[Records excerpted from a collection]
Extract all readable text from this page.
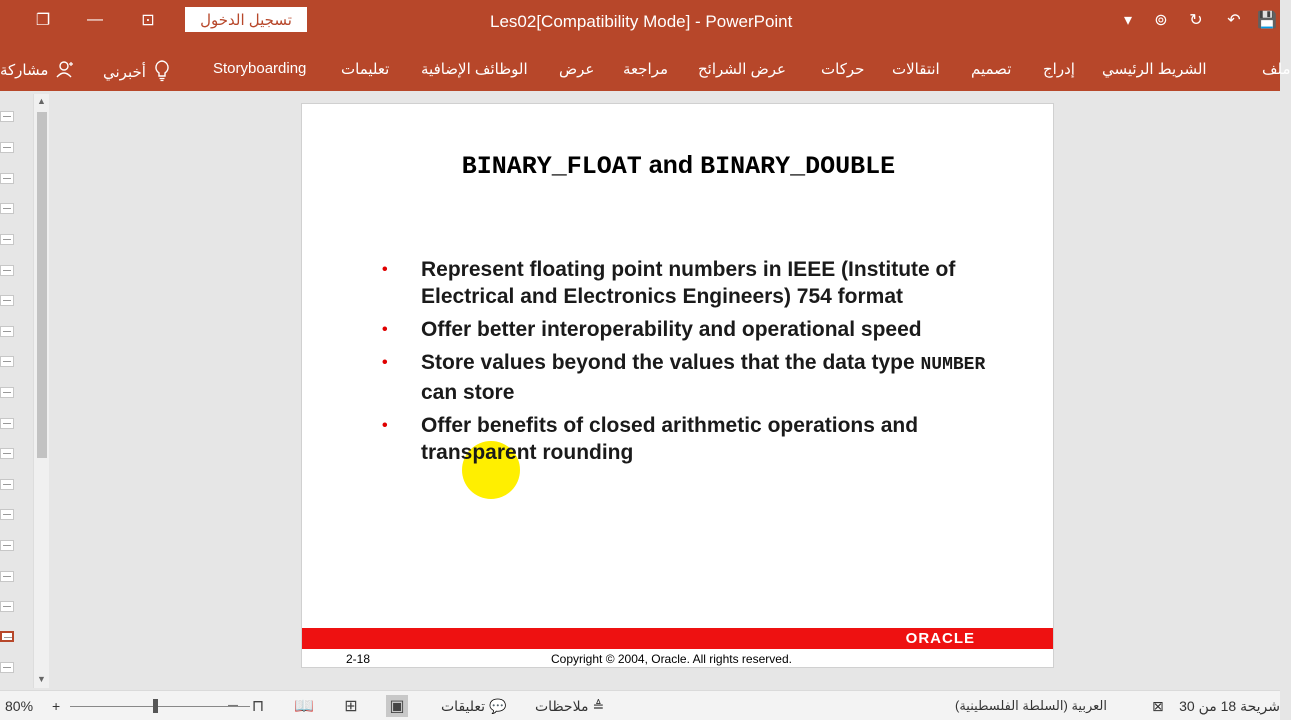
❐	—	⊡	تسجيل الدخول	Les02[Compatibility Mode] - PowerPoint	▾ ⊚ ↻	↶	💾
مشاركة	أخبرني	Storyboarding تعليمات الوظائف الإضافية عرض مراجعة عرض الشرائح حركات انتقالات تصميم إدراج الشريط الرئيسي	ملف
▲
▼
BINARY_FLOAT and BINARY_DOUBLE
• Represent floating point numbers in IEEE (Institute of Electrical and Electronics Engineers) 754 format
• Offer better interoperability and operational speed
• Store values beyond the values that the data type NUMBER can store
• Offer benefits of closed arithmetic operations and transparent rounding
ORACLE
2-18	Copyright © 2004, Oracle. All rights reserved.
80% +	— ⊓ 📖 ⊞ ▣	تعليقات 💬 ملاحظات ≜	العربية (السلطة الفلسطينية)	⊠ شريحة 18 من 30
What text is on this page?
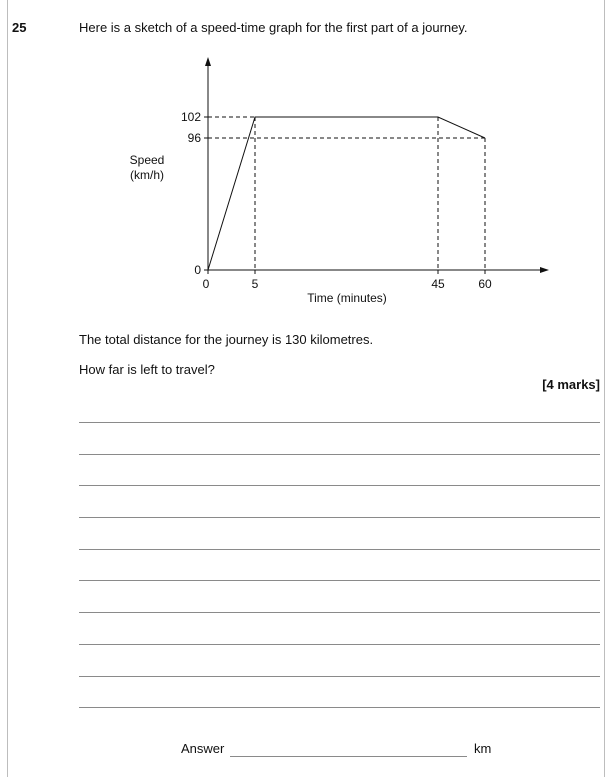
25	Here is a sketch of a speed-time graph for the first part of a journey.
102
96
0
0	5	45	60
Speed
(km/h)
Time (minutes)
The total distance for the journey is 130 kilometres.
How far is left to travel?
[4 marks]
Answer	km
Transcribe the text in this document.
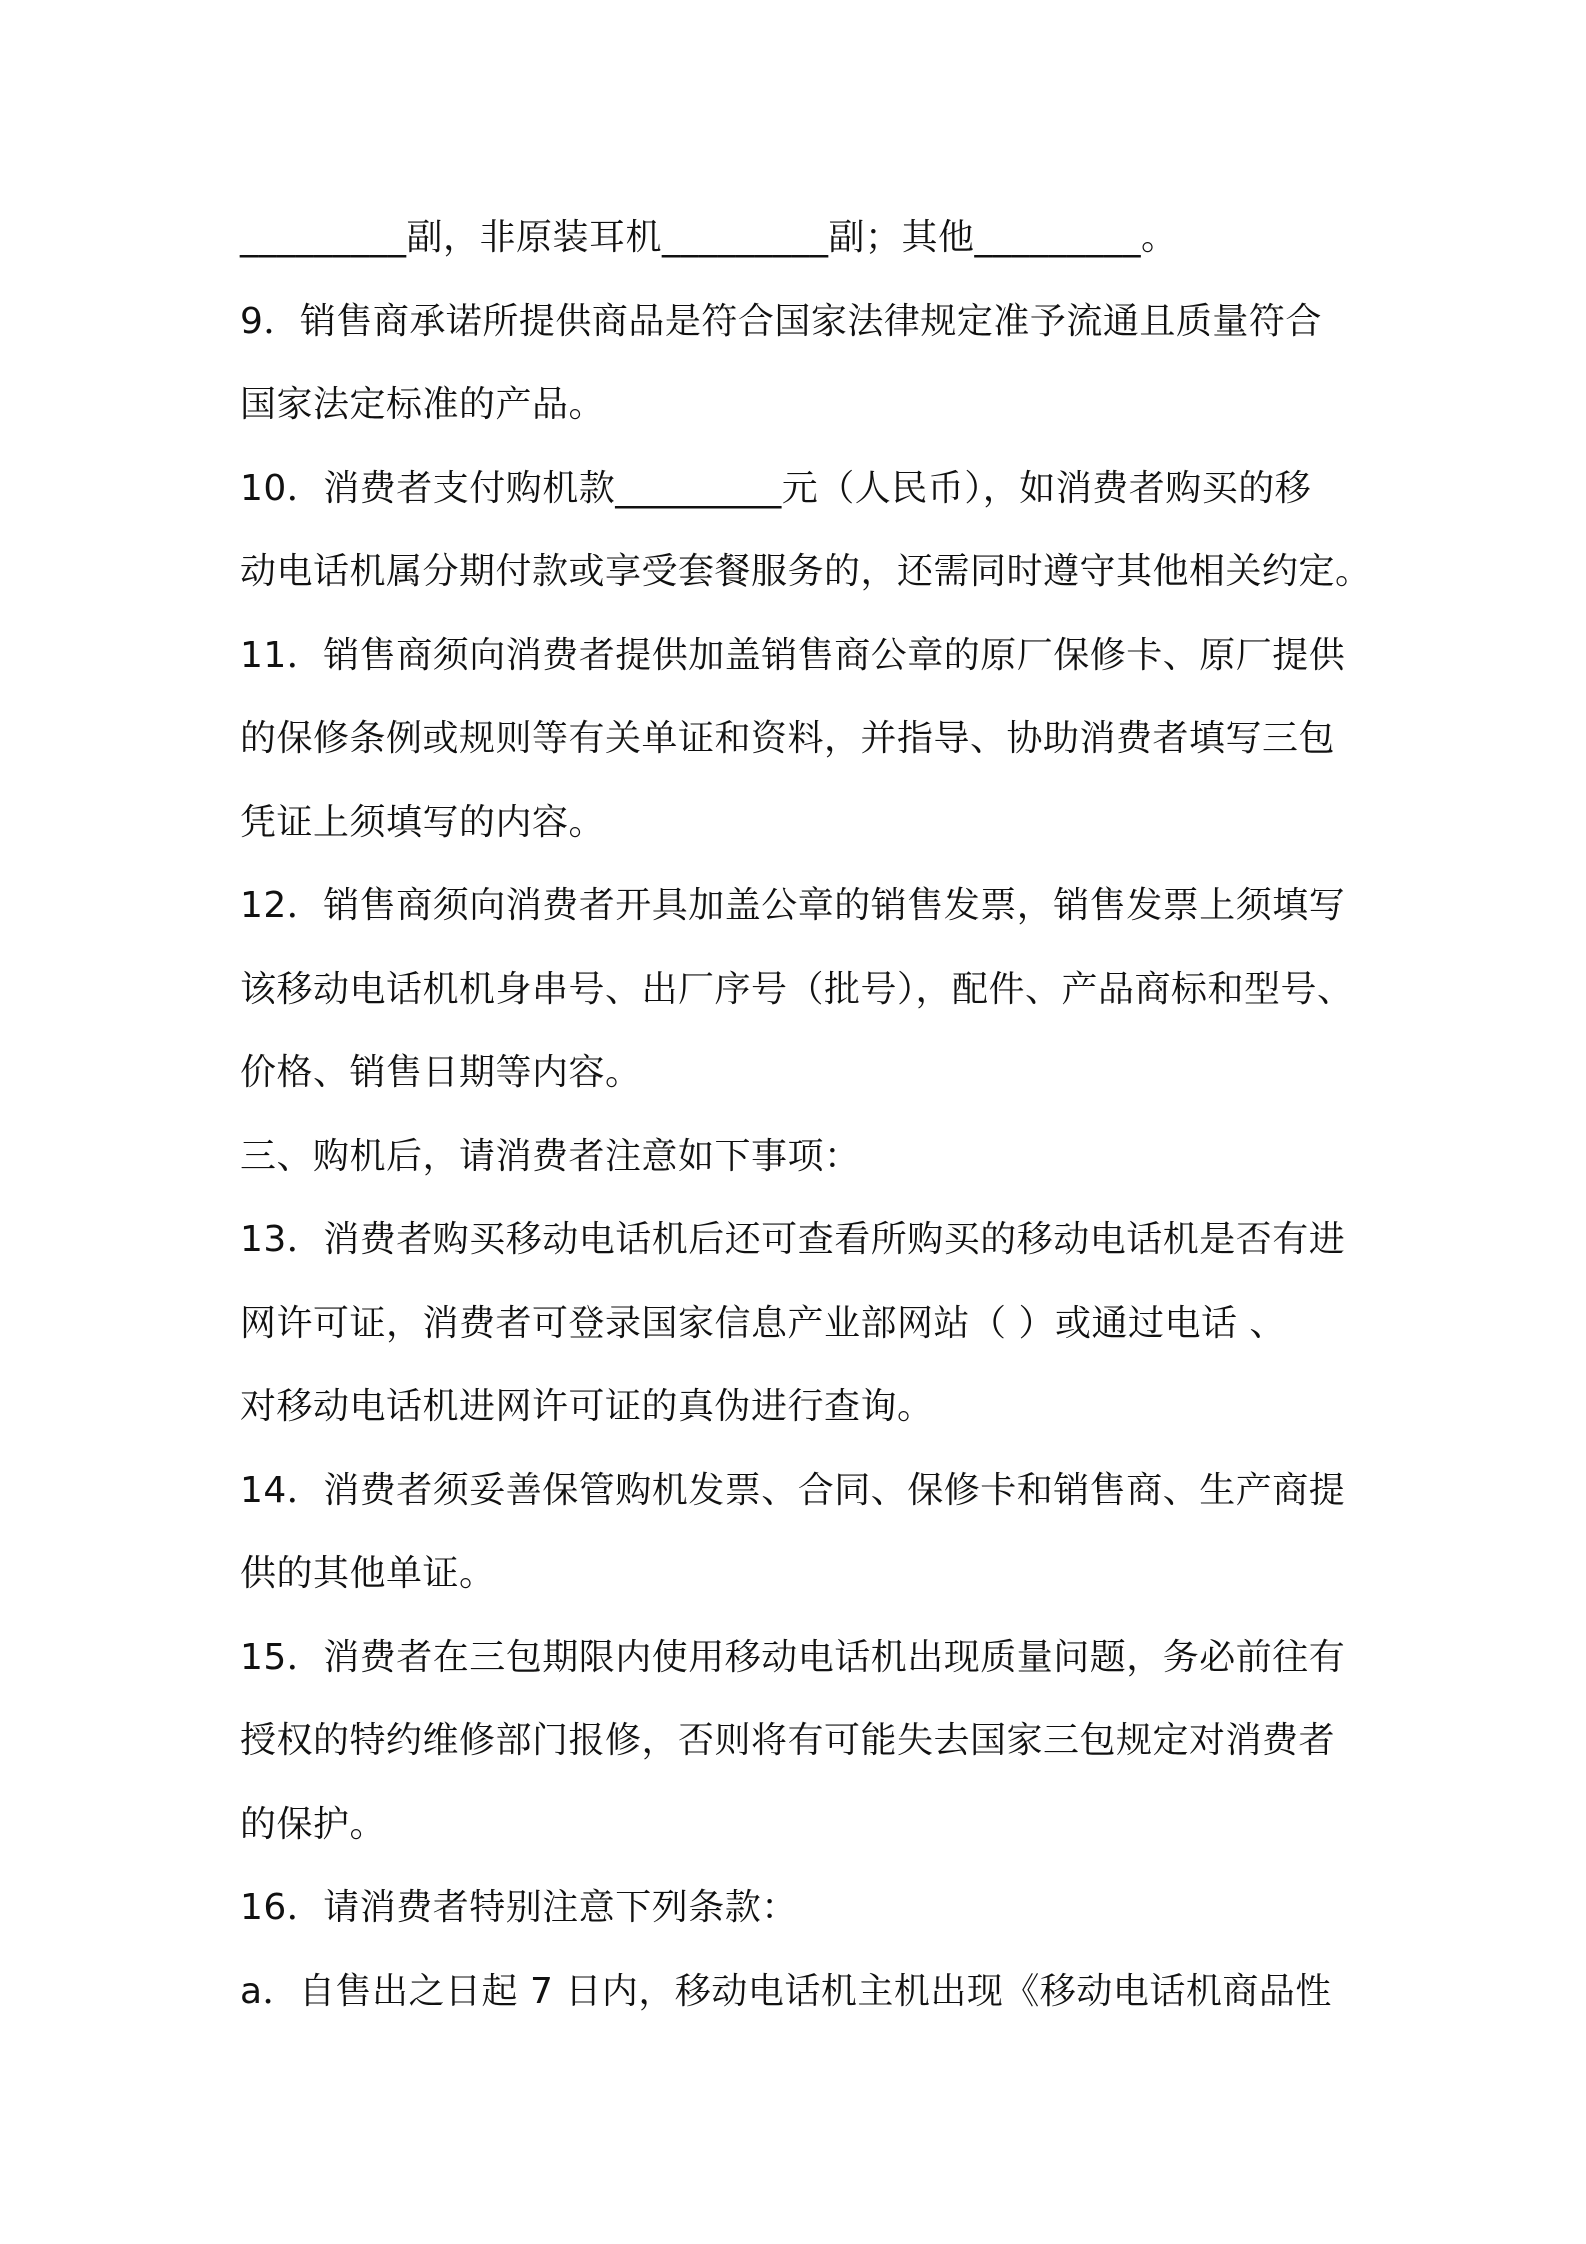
_________副，非原装耳机_________副；其他_________。
9．销售商承诺所提供商品是符合国家法律规定准予流通且质量符合
国家法定标准的产品。
10．消费者支付购机款_________元（人民币），如消费者购买的移
动电话机属分期付款或享受套餐服务的，还需同时遵守其他相关约定。
11．销售商须向消费者提供加盖销售商公章的原厂保修卡、原厂提供
的保修条例或规则等有关单证和资料，并指导、协助消费者填写三包
凭证上须填写的内容。
12．销售商须向消费者开具加盖公章的销售发票，销售发票上须填写
该移动电话机机身串号、出厂序号（批号），配件、产品商标和型号、
价格、销售日期等内容。
三、购机后，请消费者注意如下事项：
13．消费者购买移动电话机后还可查看所购买的移动电话机是否有进
网许可证，消费者可登录国家信息产业部网站（ ）或通过电话 、
对移动电话机进网许可证的真伪进行查询。
14．消费者须妥善保管购机发票、合同、保修卡和销售商、生产商提
供的其他单证。
15．消费者在三包期限内使用移动电话机出现质量问题，务必前往有
授权的特约维修部门报修，否则将有可能失去国家三包规定对消费者
的保护。
16．请消费者特别注意下列条款：
a．自售出之日起 7 日内，移动电话机主机出现《移动电话机商品性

→ **Set problem**:
From the entries above, copy each line holding "Offer".

→ **Final answer**:
• Offer better interoperability and operational speed
• Offer benefits of closed arithmetic operations and transparent rounding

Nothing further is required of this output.